## Start Records for the exercise

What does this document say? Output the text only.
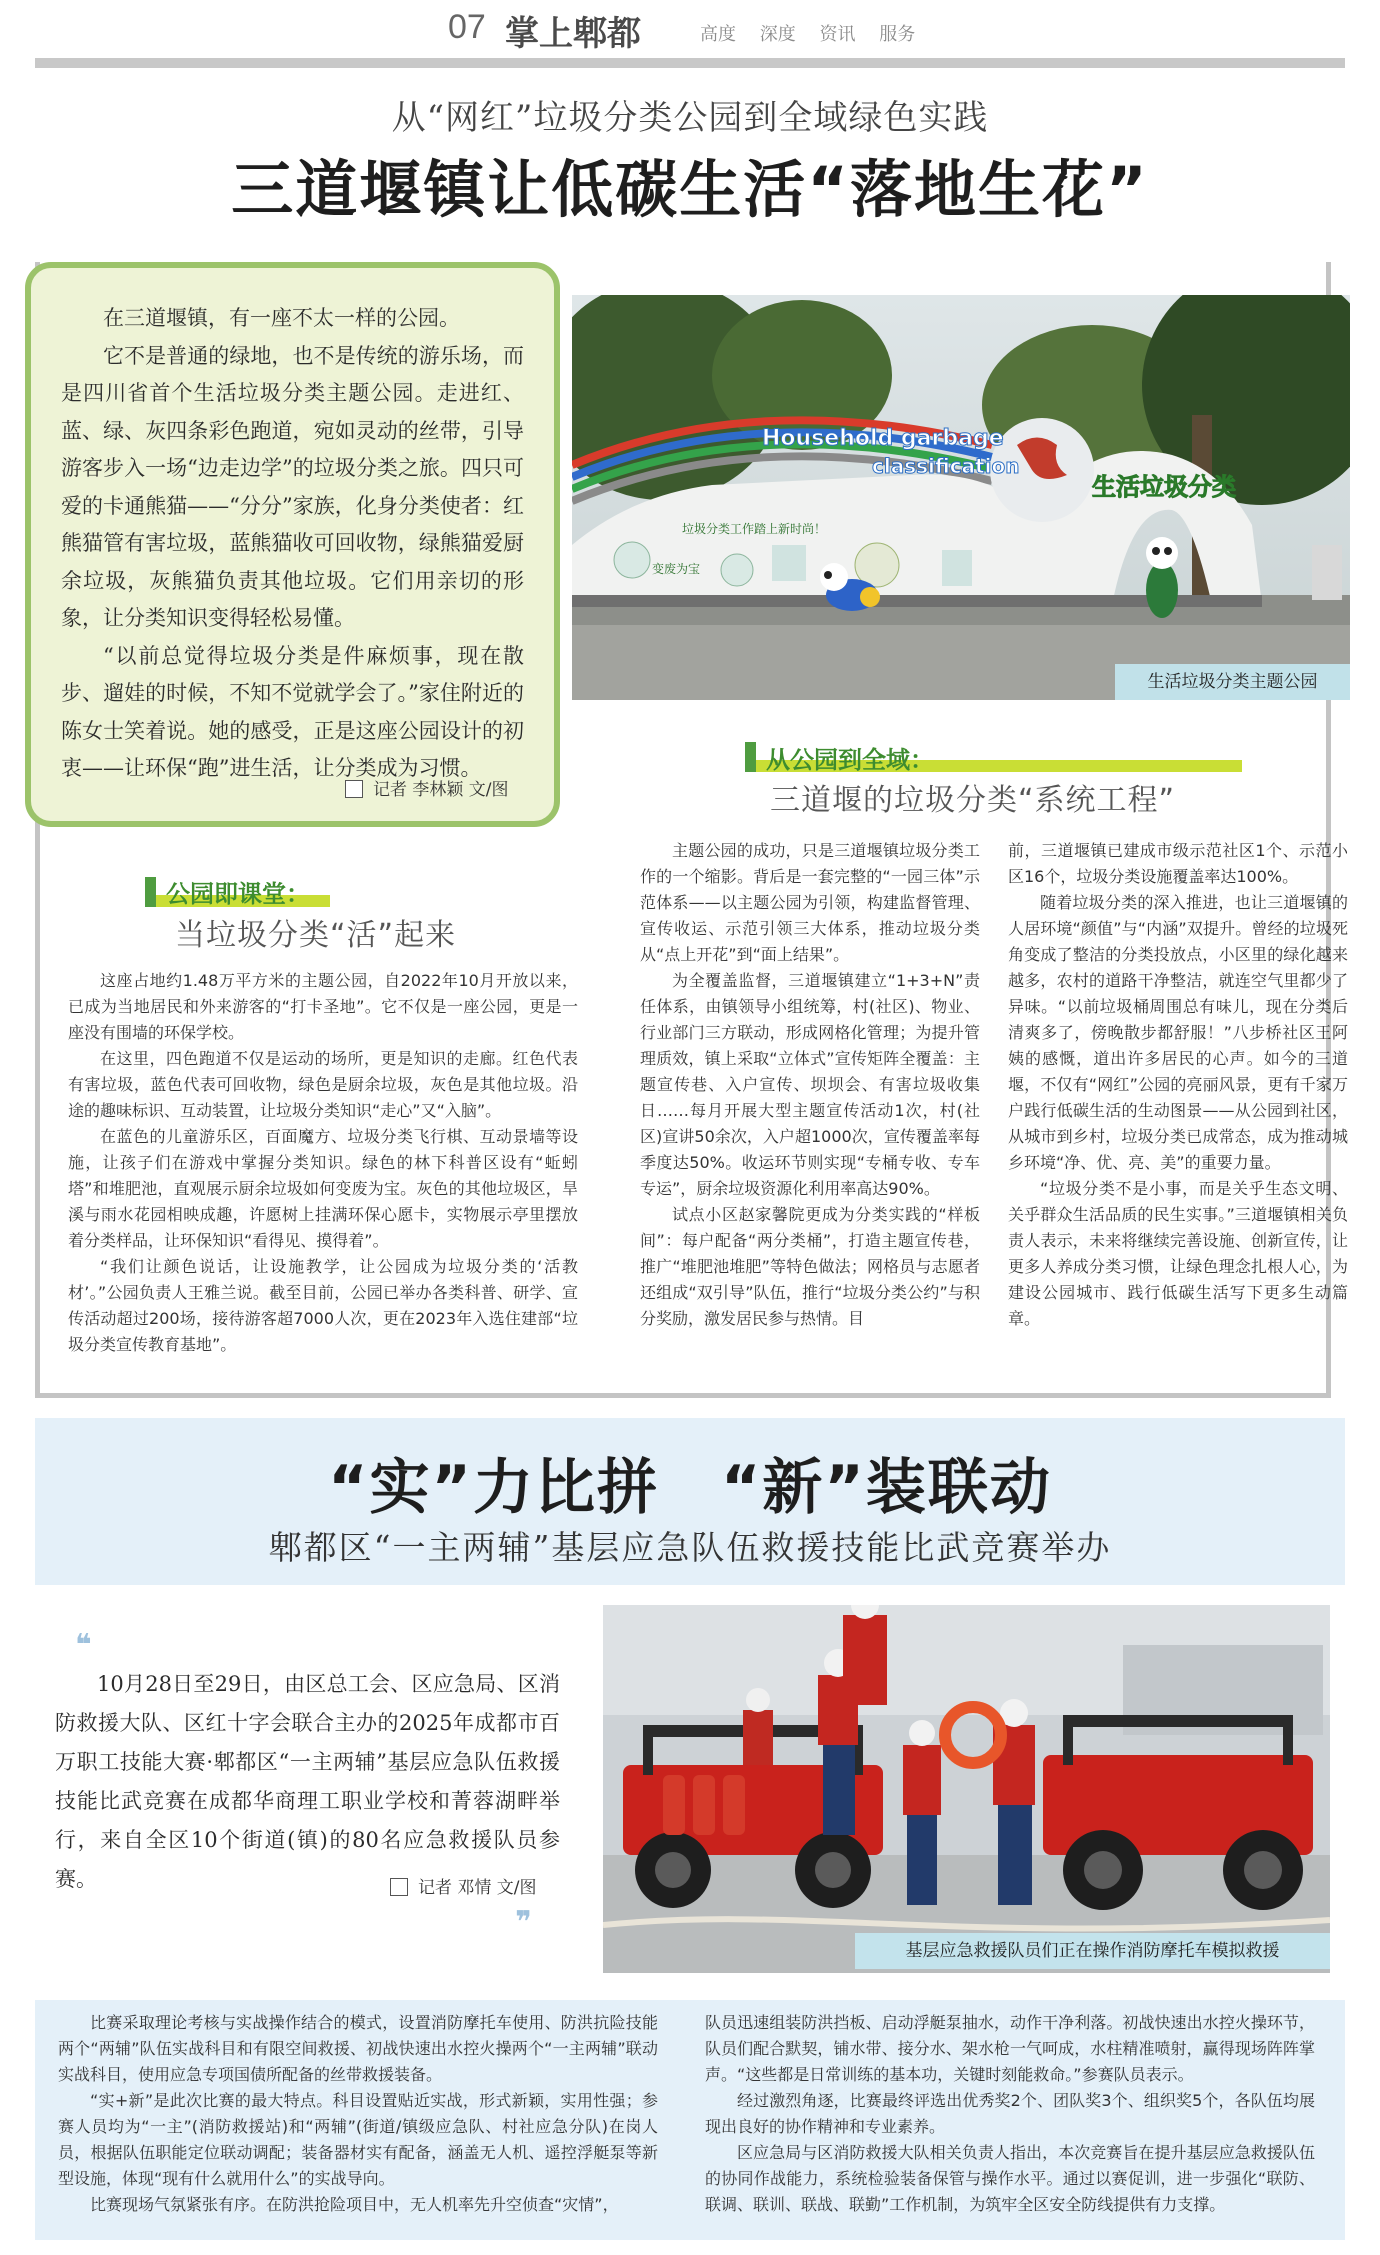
07 掌上郫都	高度 深度 资讯 服务
从“网红”垃圾分类公园到全域绿色实践
三道堰镇让低碳生活“落地生花”

在三道堰镇，有一座不太一样的公园。

它不是普通的绿地，也不是传统的游乐场，而是四川省首个生活垃圾分类主题公园。走进红、蓝、绿、灰四条彩色跑道，宛如灵动的丝带，引导游客步入一场“边走边学”的垃圾分类之旅。四只可爱的卡通熊猫——“分分”家族，化身分类使者：红熊猫管有害垃圾，蓝熊猫收可回收物，绿熊猫爱厨余垃圾，灰熊猫负责其他垃圾。它们用亲切的形象，让分类知识变得轻松易懂。

“以前总觉得垃圾分类是件麻烦事，现在散步、遛娃的时候，不知不觉就学会了。”家住附近的陈女士笑着说。她的感受，正是这座公园设计的初衷——让环保“跑”进生活，让分类成为习惯。

记者 李林颖 文/图
Household garbage
classification
生活垃圾分类
垃圾分类工作踏上新时尚！
变废为宝
生活垃圾分类主题公园
公园即课堂：
当垃圾分类“活”起来
从公园到全域：
三道堰的垃圾分类“系统工程”

这座占地约1.48万平方米的主题公园，自2022年10月开放以来，已成为当地居民和外来游客的“打卡圣地”。它不仅是一座公园，更是一座没有围墙的环保学校。

在这里，四色跑道不仅是运动的场所，更是知识的走廊。红色代表有害垃圾，蓝色代表可回收物，绿色是厨余垃圾，灰色是其他垃圾。沿途的趣味标识、互动装置，让垃圾分类知识“走心”又“入脑”。

在蓝色的儿童游乐区，百面魔方、垃圾分类飞行棋、互动景墙等设施，让孩子们在游戏中掌握分类知识。绿色的林下科普区设有“蚯蚓塔”和堆肥池，直观展示厨余垃圾如何变废为宝。灰色的其他垃圾区，旱溪与雨水花园相映成趣，许愿树上挂满环保心愿卡，实物展示亭里摆放着分类样品，让环保知识“看得见、摸得着”。

“我们让颜色说话，让设施教学，让公园成为垃圾分类的‘活教材’。”公园负责人王雅兰说。截至目前，公园已举办各类科普、研学、宣传活动超过200场，接待游客超7000人次，更在2023年入选住建部“垃圾分类宣传教育基地”。

主题公园的成功，只是三道堰镇垃圾分类工作的一个缩影。背后是一套完整的“一园三体”示范体系——以主题公园为引领，构建监督管理、宣传收运、示范引领三大体系，推动垃圾分类从“点上开花”到“面上结果”。

为全覆盖监督，三道堰镇建立“1+3+N”责任体系，由镇领导小组统筹，村(社区)、物业、行业部门三方联动，形成网格化管理；为提升管理质效，镇上采取“立体式”宣传矩阵全覆盖：主题宣传巷、入户宣传、坝坝会、有害垃圾收集日……每月开展大型主题宣传活动1次，村(社区)宣讲50余次，入户超1000次，宣传覆盖率每季度达50%。收运环节则实现“专桶专收、专车专运”，厨余垃圾资源化利用率高达90%。

试点小区赵家馨院更成为分类实践的“样板间”：每户配备“两分类桶”，打造主题宣传巷，推广“堆肥池堆肥”等特色做法；网格员与志愿者还组成“双引导”队伍，推行“垃圾分类公约”与积分奖励，激发居民参与热情。目

前，三道堰镇已建成市级示范社区1个、示范小区16个，垃圾分类设施覆盖率达100%。

随着垃圾分类的深入推进，也让三道堰镇的人居环境“颜值”与“内涵”双提升。曾经的垃圾死角变成了整洁的分类投放点，小区里的绿化越来越多，农村的道路干净整洁，就连空气里都少了异味。“以前垃圾桶周围总有味儿，现在分类后清爽多了，傍晚散步都舒服！”八步桥社区王阿姨的感慨，道出许多居民的心声。如今的三道堰，不仅有“网红”公园的亮丽风景，更有千家万户践行低碳生活的生动图景——从公园到社区，从城市到乡村，垃圾分类已成常态，成为推动城乡环境“净、优、亮、美”的重要力量。

“垃圾分类不是小事，而是关乎生态文明、关乎群众生活品质的民生实事。”三道堰镇相关负责人表示，未来将继续完善设施、创新宣传，让更多人养成分类习惯，让绿色理念扎根人心，为建设公园城市、践行低碳生活写下更多生动篇章。

“实”力比拼　“新”装联动
郫都区“一主两辅”基层应急队伍救援技能比武竞赛举办
❛❛

10月28日至29日，由区总工会、区应急局、区消防救援大队、区红十字会联合主办的2025年成都市百万职工技能大赛·郫都区“一主两辅”基层应急队伍救援技能比武竞赛在成都华商理工职业学校和菁蓉湖畔举行，来自全区10个街道(镇)的80名应急救援队员参赛。	记者 邓情 文/图
❜❜
基层应急救援队员们正在操作消防摩托车模拟救援

比赛采取理论考核与实战操作结合的模式，设置消防摩托车使用、防洪抗险技能两个“两辅”队伍实战科目和有限空间救援、初战快速出水控火操两个“一主两辅”联动实战科目，使用应急专项国债所配备的丝带救援装备。

“实+新”是此次比赛的最大特点。科目设置贴近实战，形式新颖，实用性强；参赛人员均为“一主”(消防救援站)和“两辅”(街道/镇级应急队、村社应急分队)在岗人员，根据队伍职能定位联动调配；装备器材实有配备，涵盖无人机、遥控浮艇泵等新型设施，体现“现有什么就用什么”的实战导向。

比赛现场气氛紧张有序。在防洪抢险项目中，无人机率先升空侦查“灾情”，

队员迅速组装防洪挡板、启动浮艇泵抽水，动作干净利落。初战快速出水控火操环节，队员们配合默契，铺水带、接分水、架水枪一气呵成，水柱精准喷射，赢得现场阵阵掌声。“这些都是日常训练的基本功，关键时刻能救命。”参赛队员表示。

经过激烈角逐，比赛最终评选出优秀奖2个、团队奖3个、组织奖5个，各队伍均展现出良好的协作精神和专业素养。

区应急局与区消防救援大队相关负责人指出，本次竞赛旨在提升基层应急救援队伍的协同作战能力，系统检验装备保管与操作水平。通过以赛促训，进一步强化“联防、联调、联训、联战、联勤”工作机制，为筑牢全区安全防线提供有力支撑。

## End Records for the exercise

Written instruction: Copy out all lines where the word "一主两辅" appears.

Answer to this problem:
郫都区“一主两辅”基层应急队伍救援技能比武竞赛举办
10月28日至29日，由区总工会、区应急局、区消防救援大队、区红十字会联合主办的2025年成都市百万职工技能大赛·郫都区“一主两辅”基层应急队伍救援技能比武竞赛在成都华商理工职业学校和菁蓉湖畔举行，来自全区10个街道(镇)的80名应急救援队员参赛。	记者 邓情 文/图
比赛采取理论考核与实战操作结合的模式，设置消防摩托车使用、防洪抗险技能两个“两辅”队伍实战科目和有限空间救援、初战快速出水控火操两个“一主两辅”联动实战科目，使用应急专项国债所配备的丝带救援装备。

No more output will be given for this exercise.